* begin DATA TO PROCESS *

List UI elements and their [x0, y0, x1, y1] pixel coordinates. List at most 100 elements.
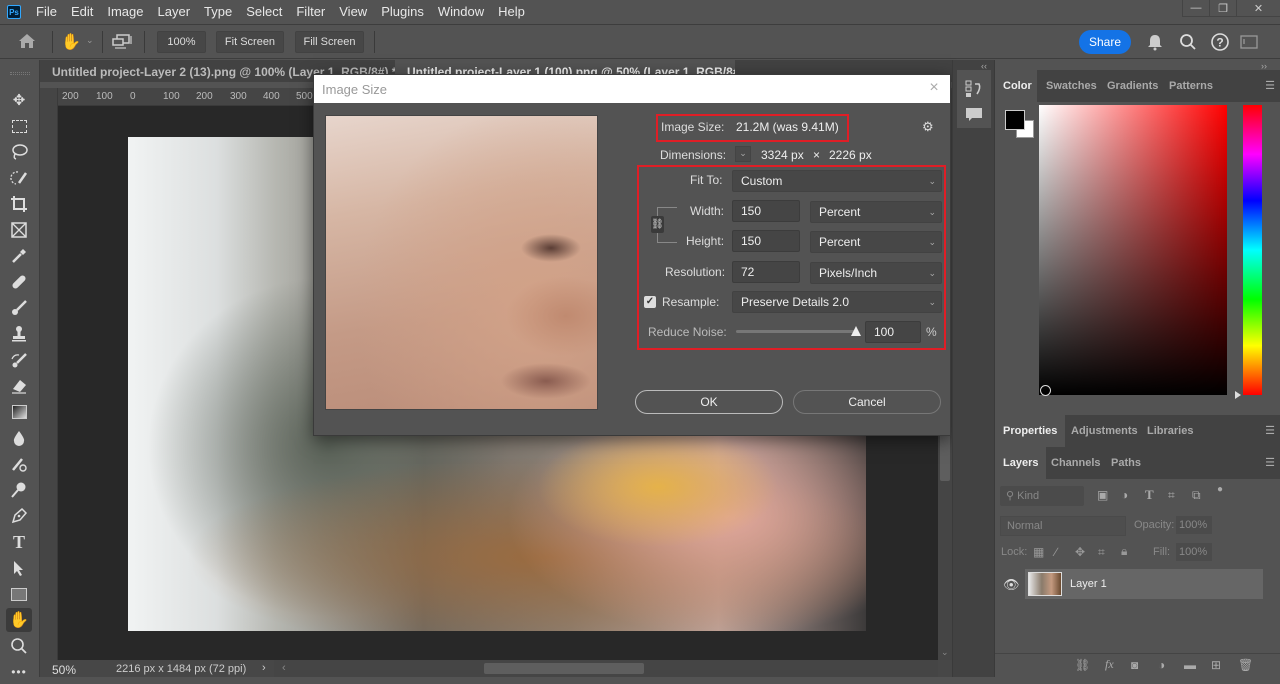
- add-mask-icon[interactable]: ◙: [1131, 658, 1138, 672]
- help-icon[interactable]: ?: [1210, 32, 1230, 55]
- image-preview[interactable]: [325, 115, 598, 410]
- new-adjustment-layer-icon[interactable]: ◑: [1158, 658, 1165, 672]
- zoom-tool-icon[interactable]: [6, 634, 32, 658]
- type-tool-icon[interactable]: T: [6, 530, 32, 554]
- menu-type[interactable]: Type: [197, 0, 239, 24]
- more-tools-icon[interactable]: •••: [6, 660, 32, 684]
- ok-button[interactable]: OK: [635, 390, 783, 414]
- tab-patterns[interactable]: Patterns: [1161, 70, 1221, 102]
- layer-item[interactable]: Layer 1: [1025, 569, 1263, 599]
- scrollbar-thumb[interactable]: [484, 663, 644, 674]
- tab-libraries[interactable]: Libraries: [1139, 415, 1201, 447]
- scroll-left-arrow[interactable]: ‹: [282, 662, 286, 674]
- lock-transparent-pixels-icon[interactable]: ▦: [1033, 545, 1044, 559]
- menu-window[interactable]: Window: [431, 0, 491, 24]
- hue-slider-marker[interactable]: [1235, 391, 1241, 399]
- foreground-color-swatch[interactable]: [1005, 110, 1025, 130]
- menu-view[interactable]: View: [332, 0, 374, 24]
- fill-input[interactable]: 100%: [1176, 543, 1212, 561]
- tab-paths[interactable]: Paths: [1103, 447, 1149, 479]
- panel-menu-icon[interactable]: ☰: [1265, 456, 1275, 469]
- zoom-100-button[interactable]: 100%: [157, 31, 206, 53]
- marquee-tool-icon[interactable]: [6, 114, 32, 138]
- resample-checkbox[interactable]: ✓: [644, 296, 656, 308]
- path-selection-tool-icon[interactable]: [6, 556, 32, 580]
- scroll-all-windows-icon[interactable]: [112, 33, 134, 54]
- new-layer-icon[interactable]: ⊞: [1211, 658, 1221, 672]
- notifications-bell-icon[interactable]: [1146, 33, 1164, 54]
- reduce-noise-slider-handle[interactable]: [851, 326, 861, 336]
- dialog-title[interactable]: Image Size: [314, 75, 950, 103]
- comments-icon[interactable]: [965, 107, 983, 126]
- hand-tool-icon[interactable]: ✋: [6, 608, 32, 632]
- tab-color[interactable]: Color: [995, 70, 1037, 102]
- frame-tool-icon[interactable]: [6, 218, 32, 242]
- zoom-level[interactable]: 50%: [52, 663, 76, 677]
- fit-screen-button[interactable]: Fit Screen: [216, 31, 284, 53]
- search-icon[interactable]: [1179, 33, 1197, 54]
- healing-brush-tool-icon[interactable]: [6, 270, 32, 294]
- settings-gear-icon[interactable]: ⚙: [922, 119, 934, 135]
- toolbar-grip[interactable]: [10, 72, 30, 75]
- menu-help[interactable]: Help: [491, 0, 532, 24]
- filter-pixel-layers-icon[interactable]: ▣: [1097, 488, 1108, 502]
- filter-type-layers-icon[interactable]: T: [1145, 487, 1154, 503]
- panel-menu-icon[interactable]: ☰: [1265, 424, 1275, 437]
- crop-tool-icon[interactable]: [6, 192, 32, 216]
- new-group-folder-icon[interactable]: ▬: [1184, 658, 1196, 672]
- panel-menu-icon[interactable]: ☰: [1265, 79, 1275, 92]
- menu-plugins[interactable]: Plugins: [374, 0, 431, 24]
- horizontal-scrollbar[interactable]: ‹: [274, 660, 938, 677]
- pen-tool-icon[interactable]: [6, 504, 32, 528]
- filter-shape-layers-icon[interactable]: ⌗: [1168, 488, 1175, 503]
- dodge-tool-icon[interactable]: [6, 478, 32, 502]
- home-icon[interactable]: [18, 33, 38, 51]
- status-menu-arrow[interactable]: ›: [262, 662, 266, 674]
- gradient-tool-icon[interactable]: [6, 400, 32, 424]
- filter-smart-objects-icon[interactable]: ⧉: [1192, 488, 1201, 503]
- reduce-noise-slider-track[interactable]: [736, 330, 858, 333]
- share-button[interactable]: Share: [1079, 30, 1131, 54]
- link-layers-icon[interactable]: ⛓: [1075, 658, 1090, 672]
- menu-file[interactable]: File: [29, 0, 64, 24]
- filter-toggle-icon[interactable]: ●: [1217, 484, 1223, 495]
- history-brush-tool-icon[interactable]: [6, 348, 32, 372]
- dimensions-unit-dropdown[interactable]: ⌄: [735, 146, 751, 162]
- lock-artboard-icon[interactable]: ⌗: [1098, 545, 1105, 560]
- color-saturation-field[interactable]: [1039, 105, 1227, 395]
- width-unit-select[interactable]: Percent ⌄: [810, 201, 942, 223]
- tab-channels[interactable]: Channels: [1043, 447, 1109, 479]
- clone-stamp-tool-icon[interactable]: [6, 322, 32, 346]
- delete-layer-trash-icon[interactable]: 🗑︎: [1238, 658, 1253, 672]
- eyedropper-tool-icon[interactable]: [6, 244, 32, 268]
- reduce-noise-input[interactable]: 100: [865, 321, 921, 343]
- history-icon[interactable]: [965, 80, 983, 101]
- cancel-button[interactable]: Cancel: [793, 390, 941, 414]
- close-window-button[interactable]: ✕: [1236, 0, 1280, 17]
- menu-layer[interactable]: Layer: [151, 0, 198, 24]
- lasso-tool-icon[interactable]: [6, 140, 32, 164]
- hue-slider[interactable]: [1243, 105, 1262, 395]
- blur-tool-icon[interactable]: [6, 426, 32, 450]
- resolution-input[interactable]: 72: [732, 261, 800, 283]
- fit-to-select[interactable]: Custom ⌄: [732, 170, 942, 192]
- menu-edit[interactable]: Edit: [64, 0, 100, 24]
- tab-swatches[interactable]: Swatches: [1038, 70, 1105, 102]
- layer-style-fx-icon[interactable]: fx: [1105, 657, 1114, 672]
- blend-mode-select[interactable]: Normal: [1000, 516, 1126, 536]
- lock-position-icon[interactable]: ✥: [1075, 545, 1085, 559]
- fill-screen-button[interactable]: Fill Screen: [295, 31, 364, 53]
- scrollbar-thumb[interactable]: [940, 433, 950, 481]
- restore-button[interactable]: ❐: [1209, 0, 1236, 17]
- move-tool-icon[interactable]: ✥: [6, 88, 32, 112]
- tab-layers[interactable]: Layers: [995, 447, 1047, 479]
- height-input[interactable]: 150: [732, 230, 800, 252]
- menu-select[interactable]: Select: [239, 0, 289, 24]
- hand-tool-icon[interactable]: ✋: [61, 32, 81, 52]
- chevron-down-icon[interactable]: ⌄: [86, 35, 94, 46]
- menu-image[interactable]: Image: [100, 0, 150, 24]
- layer-visibility-eye-icon[interactable]: 👁︎: [1003, 577, 1020, 593]
- menu-filter[interactable]: Filter: [289, 0, 332, 24]
- lock-all-icon[interactable]: 🔒︎: [1121, 544, 1127, 559]
- layer-filter-kind[interactable]: ⚲ Kind: [1000, 486, 1084, 506]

* end DATA TO PROCESS *

REQUIRED TASK =
Reproduce every line of the records above word for word, leaving out the pictures.

EXERCISE RESPONSE =
List UI elements and their [x0, y0, x1, y1] pixel coordinates. List at most 100 elements.
- add-mask-icon[interactable]: ◙: [1131, 658, 1138, 672]
- help-icon[interactable]: ?: [1210, 32, 1230, 55]
- image-preview[interactable]: [325, 115, 598, 410]
- new-adjustment-layer-icon[interactable]: ◑: [1158, 658, 1165, 672]
- zoom-tool-icon[interactable]: [6, 634, 32, 658]
- type-tool-icon[interactable]: T: [6, 530, 32, 554]
- menu-type[interactable]: Type: [197, 0, 239, 24]
- more-tools-icon[interactable]: •••: [6, 660, 32, 684]
- ok-button[interactable]: OK: [635, 390, 783, 414]
- tab-patterns[interactable]: Patterns: [1161, 70, 1221, 102]
- layer-item[interactable]: Layer 1: [1025, 569, 1263, 599]
- scrollbar-thumb[interactable]: [484, 663, 644, 674]
- tab-libraries[interactable]: Libraries: [1139, 415, 1201, 447]
- scroll-left-arrow[interactable]: ‹: [282, 662, 286, 674]
- lock-transparent-pixels-icon[interactable]: ▦: [1033, 545, 1044, 559]
- menu-window[interactable]: Window: [431, 0, 491, 24]
- hue-slider-marker[interactable]: [1235, 391, 1241, 399]
- foreground-color-swatch[interactable]: [1005, 110, 1025, 130]
- menu-view[interactable]: View: [332, 0, 374, 24]
- fill-input[interactable]: 100%: [1176, 543, 1212, 561]
- tab-paths[interactable]: Paths: [1103, 447, 1149, 479]
- panel-menu-icon[interactable]: ☰: [1265, 456, 1275, 469]
- zoom-100-button[interactable]: 100%: [157, 31, 206, 53]
- marquee-tool-icon[interactable]: [6, 114, 32, 138]
- resample-checkbox[interactable]: ✓: [644, 296, 656, 308]
- path-selection-tool-icon[interactable]: [6, 556, 32, 580]
- scroll-all-windows-icon[interactable]: [112, 33, 134, 54]
- new-layer-icon[interactable]: ⊞: [1211, 658, 1221, 672]
- notifications-bell-icon[interactable]: [1146, 33, 1164, 54]
- reduce-noise-slider-handle[interactable]: [851, 326, 861, 336]
- dialog-title[interactable]: Image Size: [314, 75, 950, 103]
- comments-icon[interactable]: [965, 107, 983, 126]
- hand-tool-icon[interactable]: ✋: [6, 608, 32, 632]
- tab-color[interactable]: Color: [995, 70, 1037, 102]
- frame-tool-icon[interactable]: [6, 218, 32, 242]
- zoom-level[interactable]: 50%: [52, 663, 76, 677]
- fit-screen-button[interactable]: Fit Screen: [216, 31, 284, 53]
- search-icon[interactable]: [1179, 33, 1197, 54]
- healing-brush-tool-icon[interactable]: [6, 270, 32, 294]
- settings-gear-icon[interactable]: ⚙: [922, 119, 934, 135]
- toolbar-grip[interactable]: [10, 72, 30, 75]
- menu-help[interactable]: Help: [491, 0, 532, 24]
- filter-pixel-layers-icon[interactable]: ▣: [1097, 488, 1108, 502]
- filter-type-layers-icon[interactable]: T: [1145, 487, 1154, 503]
- panel-menu-icon[interactable]: ☰: [1265, 424, 1275, 437]
- crop-tool-icon[interactable]: [6, 192, 32, 216]
- new-group-folder-icon[interactable]: ▬: [1184, 658, 1196, 672]
- panel-menu-icon[interactable]: ☰: [1265, 79, 1275, 92]
- menu-plugins[interactable]: Plugins: [374, 0, 431, 24]
- horizontal-scrollbar[interactable]: ‹: [274, 660, 938, 677]
- pen-tool-icon[interactable]: [6, 504, 32, 528]
- filter-shape-layers-icon[interactable]: ⌗: [1168, 488, 1175, 503]
- dodge-tool-icon[interactable]: [6, 478, 32, 502]
- home-icon[interactable]: [18, 33, 38, 51]
- status-menu-arrow[interactable]: ›: [262, 662, 266, 674]
- gradient-tool-icon[interactable]: [6, 400, 32, 424]
- filter-smart-objects-icon[interactable]: ⧉: [1192, 488, 1201, 503]
- reduce-noise-slider-track[interactable]: [736, 330, 858, 333]
- share-button[interactable]: Share: [1079, 30, 1131, 54]
- link-layers-icon[interactable]: ⛓: [1075, 658, 1090, 672]
- menu-file[interactable]: File: [29, 0, 64, 24]
- filter-toggle-icon[interactable]: ●: [1217, 484, 1223, 495]
- history-brush-tool-icon[interactable]: [6, 348, 32, 372]
- dimensions-unit-dropdown[interactable]: ⌄: [735, 146, 751, 162]
- lock-artboard-icon[interactable]: ⌗: [1098, 545, 1105, 560]
- color-saturation-field[interactable]: [1039, 105, 1227, 395]
- width-unit-select[interactable]: Percent ⌄: [810, 201, 942, 223]
- tab-channels[interactable]: Channels: [1043, 447, 1109, 479]
- clone-stamp-tool-icon[interactable]: [6, 322, 32, 346]
- delete-layer-trash-icon[interactable]: 🗑︎: [1238, 658, 1253, 672]
- eyedropper-tool-icon[interactable]: [6, 244, 32, 268]
- reduce-noise-input[interactable]: 100: [865, 321, 921, 343]
- history-icon[interactable]: [965, 80, 983, 101]
- cancel-button[interactable]: Cancel: [793, 390, 941, 414]
- close-window-button[interactable]: ✕: [1236, 0, 1280, 17]
- menu-layer[interactable]: Layer: [151, 0, 198, 24]
- lasso-tool-icon[interactable]: [6, 140, 32, 164]
- hue-slider[interactable]: [1243, 105, 1262, 395]
- blur-tool-icon[interactable]: [6, 426, 32, 450]
- resolution-input[interactable]: 72: [732, 261, 800, 283]
- fit-to-select[interactable]: Custom ⌄: [732, 170, 942, 192]
- menu-edit[interactable]: Edit: [64, 0, 100, 24]
- tab-swatches[interactable]: Swatches: [1038, 70, 1105, 102]
- layer-style-fx-icon[interactable]: fx: [1105, 657, 1114, 672]
- blend-mode-select[interactable]: Normal: [1000, 516, 1126, 536]
- lock-position-icon[interactable]: ✥: [1075, 545, 1085, 559]
- fill-screen-button[interactable]: Fill Screen: [295, 31, 364, 53]
- scrollbar-thumb[interactable]: [940, 433, 950, 481]
- restore-button[interactable]: ❐: [1209, 0, 1236, 17]
- move-tool-icon[interactable]: ✥: [6, 88, 32, 112]
- tab-layers[interactable]: Layers: [995, 447, 1047, 479]
- height-input[interactable]: 150: [732, 230, 800, 252]
- menu-select[interactable]: Select: [239, 0, 289, 24]
- hand-tool-icon[interactable]: ✋: [61, 32, 81, 52]
- chevron-down-icon[interactable]: ⌄: [86, 35, 94, 46]
- menu-image[interactable]: Image: [100, 0, 150, 24]
- layer-visibility-eye-icon[interactable]: 👁︎: [1003, 577, 1020, 593]
- menu-filter[interactable]: Filter: [289, 0, 332, 24]
- lock-all-icon[interactable]: 🔒︎: [1121, 544, 1127, 559]
- layer-filter-kind[interactable]: ⚲ Kind: [1000, 486, 1084, 506]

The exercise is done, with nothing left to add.